Repeat the material below word for word and leave out all pictures.
-- BEGIN INPUT ROWS --
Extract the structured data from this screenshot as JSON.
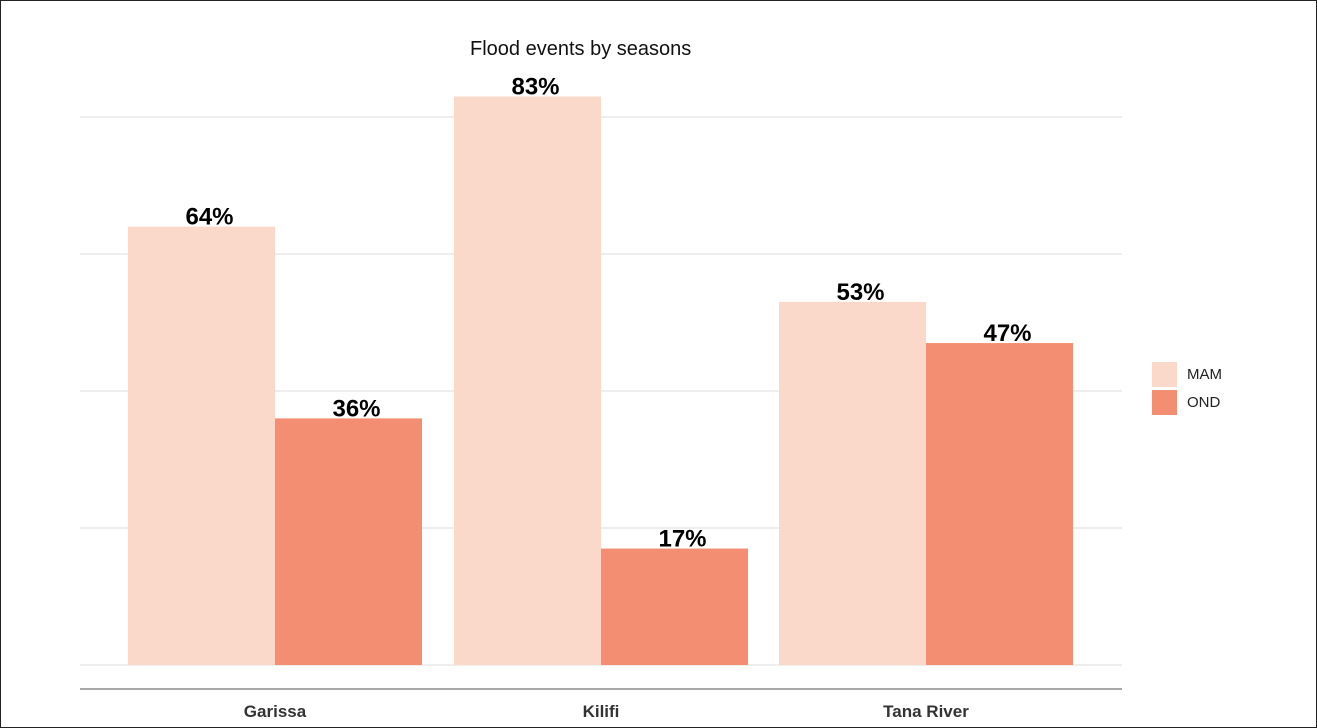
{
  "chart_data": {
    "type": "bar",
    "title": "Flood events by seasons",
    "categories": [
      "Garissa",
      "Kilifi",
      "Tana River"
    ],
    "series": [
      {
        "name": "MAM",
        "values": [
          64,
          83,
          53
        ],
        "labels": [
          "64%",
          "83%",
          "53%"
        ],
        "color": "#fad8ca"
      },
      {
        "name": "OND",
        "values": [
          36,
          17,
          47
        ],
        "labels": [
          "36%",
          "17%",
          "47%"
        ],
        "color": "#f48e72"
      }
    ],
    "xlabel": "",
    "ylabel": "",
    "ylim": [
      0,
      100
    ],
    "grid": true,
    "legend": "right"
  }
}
-- END INPUT ROWS --
**RESULT:**
Extract the structured data from this screenshot as JSON.
{
  "chart_data": {
    "type": "bar",
    "title": "Flood events by seasons",
    "categories": [
      "Garissa",
      "Kilifi",
      "Tana River"
    ],
    "series": [
      {
        "name": "MAM",
        "values": [
          64,
          83,
          53
        ],
        "labels": [
          "64%",
          "83%",
          "53%"
        ],
        "color": "#fad8ca"
      },
      {
        "name": "OND",
        "values": [
          36,
          17,
          47
        ],
        "labels": [
          "36%",
          "17%",
          "47%"
        ],
        "color": "#f48e72"
      }
    ],
    "xlabel": "",
    "ylabel": "",
    "ylim": [
      0,
      100
    ],
    "grid": true,
    "legend": "right"
  }
}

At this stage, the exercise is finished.